*** Block opens ***
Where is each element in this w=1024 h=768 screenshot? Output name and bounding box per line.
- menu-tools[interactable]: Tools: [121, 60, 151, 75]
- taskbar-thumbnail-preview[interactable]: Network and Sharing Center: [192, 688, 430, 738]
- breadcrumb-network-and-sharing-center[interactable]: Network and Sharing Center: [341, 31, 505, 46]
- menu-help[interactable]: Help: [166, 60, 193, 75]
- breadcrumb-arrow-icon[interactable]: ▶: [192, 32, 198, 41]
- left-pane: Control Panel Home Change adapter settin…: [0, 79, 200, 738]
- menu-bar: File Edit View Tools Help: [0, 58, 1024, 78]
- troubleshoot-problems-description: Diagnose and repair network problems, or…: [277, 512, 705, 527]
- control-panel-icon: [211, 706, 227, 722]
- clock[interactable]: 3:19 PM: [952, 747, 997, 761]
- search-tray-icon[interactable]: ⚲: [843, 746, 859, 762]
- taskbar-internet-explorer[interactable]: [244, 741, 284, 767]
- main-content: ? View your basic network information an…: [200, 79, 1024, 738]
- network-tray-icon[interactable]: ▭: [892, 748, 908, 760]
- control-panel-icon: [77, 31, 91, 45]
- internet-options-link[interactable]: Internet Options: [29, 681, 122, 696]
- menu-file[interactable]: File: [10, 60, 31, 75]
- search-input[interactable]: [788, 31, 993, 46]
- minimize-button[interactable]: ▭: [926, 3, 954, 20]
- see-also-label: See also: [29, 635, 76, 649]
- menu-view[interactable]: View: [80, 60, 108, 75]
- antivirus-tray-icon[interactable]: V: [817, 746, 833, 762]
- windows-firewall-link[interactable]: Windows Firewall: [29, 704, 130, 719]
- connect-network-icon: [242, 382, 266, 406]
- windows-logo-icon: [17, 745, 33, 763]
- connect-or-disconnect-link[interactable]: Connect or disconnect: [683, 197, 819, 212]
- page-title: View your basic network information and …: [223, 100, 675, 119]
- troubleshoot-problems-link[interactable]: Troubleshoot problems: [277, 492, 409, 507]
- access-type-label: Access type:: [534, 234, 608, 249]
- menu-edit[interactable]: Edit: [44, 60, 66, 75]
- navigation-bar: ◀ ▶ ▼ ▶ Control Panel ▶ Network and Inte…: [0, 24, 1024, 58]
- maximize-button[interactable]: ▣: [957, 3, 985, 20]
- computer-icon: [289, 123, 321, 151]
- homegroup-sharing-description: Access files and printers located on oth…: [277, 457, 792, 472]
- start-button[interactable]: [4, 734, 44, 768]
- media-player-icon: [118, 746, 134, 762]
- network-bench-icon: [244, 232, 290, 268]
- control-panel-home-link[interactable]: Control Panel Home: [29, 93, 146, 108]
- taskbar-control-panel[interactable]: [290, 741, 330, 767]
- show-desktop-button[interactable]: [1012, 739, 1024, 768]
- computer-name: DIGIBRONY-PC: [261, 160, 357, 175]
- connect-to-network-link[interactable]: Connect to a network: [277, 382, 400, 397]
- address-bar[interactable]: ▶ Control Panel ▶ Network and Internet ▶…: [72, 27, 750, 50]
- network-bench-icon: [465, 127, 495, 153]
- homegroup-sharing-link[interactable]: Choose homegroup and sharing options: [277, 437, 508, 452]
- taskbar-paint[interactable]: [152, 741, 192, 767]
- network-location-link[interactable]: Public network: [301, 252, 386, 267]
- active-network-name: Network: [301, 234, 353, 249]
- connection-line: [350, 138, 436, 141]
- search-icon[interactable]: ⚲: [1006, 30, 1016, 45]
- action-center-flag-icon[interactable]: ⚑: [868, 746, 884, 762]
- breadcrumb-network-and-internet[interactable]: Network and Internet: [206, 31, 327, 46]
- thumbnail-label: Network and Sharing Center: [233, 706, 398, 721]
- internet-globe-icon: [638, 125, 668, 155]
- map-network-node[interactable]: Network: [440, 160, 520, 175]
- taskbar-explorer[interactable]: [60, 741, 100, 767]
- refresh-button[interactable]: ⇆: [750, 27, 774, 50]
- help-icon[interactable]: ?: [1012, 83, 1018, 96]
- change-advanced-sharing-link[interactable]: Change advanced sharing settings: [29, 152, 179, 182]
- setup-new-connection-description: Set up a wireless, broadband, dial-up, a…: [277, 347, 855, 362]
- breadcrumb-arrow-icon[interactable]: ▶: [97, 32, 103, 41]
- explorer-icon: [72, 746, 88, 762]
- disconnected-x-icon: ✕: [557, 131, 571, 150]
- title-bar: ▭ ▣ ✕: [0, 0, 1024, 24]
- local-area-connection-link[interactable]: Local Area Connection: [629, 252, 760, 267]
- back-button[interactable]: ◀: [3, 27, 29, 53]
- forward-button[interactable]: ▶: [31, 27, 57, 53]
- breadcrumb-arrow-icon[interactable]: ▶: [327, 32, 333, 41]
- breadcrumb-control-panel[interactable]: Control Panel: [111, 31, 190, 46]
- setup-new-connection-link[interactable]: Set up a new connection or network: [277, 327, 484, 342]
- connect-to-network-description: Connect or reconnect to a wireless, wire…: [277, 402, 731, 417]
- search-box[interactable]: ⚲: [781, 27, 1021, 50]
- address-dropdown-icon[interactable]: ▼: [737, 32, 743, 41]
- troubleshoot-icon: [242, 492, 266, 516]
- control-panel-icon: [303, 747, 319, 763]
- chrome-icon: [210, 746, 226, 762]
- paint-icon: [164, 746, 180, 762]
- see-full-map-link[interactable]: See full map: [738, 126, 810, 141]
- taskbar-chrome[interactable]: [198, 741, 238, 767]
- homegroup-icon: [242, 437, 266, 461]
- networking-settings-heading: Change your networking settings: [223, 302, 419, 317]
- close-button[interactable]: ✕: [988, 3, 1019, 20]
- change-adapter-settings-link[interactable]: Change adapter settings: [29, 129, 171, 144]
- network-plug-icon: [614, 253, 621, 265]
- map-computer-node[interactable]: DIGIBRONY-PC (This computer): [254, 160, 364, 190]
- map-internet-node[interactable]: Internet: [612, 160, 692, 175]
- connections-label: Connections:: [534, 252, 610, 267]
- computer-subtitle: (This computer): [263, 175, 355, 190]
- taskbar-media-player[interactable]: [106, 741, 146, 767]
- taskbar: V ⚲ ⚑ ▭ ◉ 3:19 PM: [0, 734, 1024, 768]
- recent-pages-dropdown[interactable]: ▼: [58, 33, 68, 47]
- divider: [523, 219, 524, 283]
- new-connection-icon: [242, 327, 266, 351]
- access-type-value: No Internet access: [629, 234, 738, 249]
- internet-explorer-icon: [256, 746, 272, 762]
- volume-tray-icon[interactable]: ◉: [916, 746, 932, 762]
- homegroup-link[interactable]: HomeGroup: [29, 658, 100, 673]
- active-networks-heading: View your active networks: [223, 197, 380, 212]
*** Block closes ***
» REQUIRED ACTION: Where does the string "computer" occur in the listing above? Return every line that contains it.

» OUTPUT BELOW:
- computer-icon: [289, 123, 321, 151]
- computer-name: DIGIBRONY-PC: [261, 160, 357, 175]
- map-computer-node[interactable]: DIGIBRONY-PC (This computer): [254, 160, 364, 190]
- computer-subtitle: (This computer): [263, 175, 355, 190]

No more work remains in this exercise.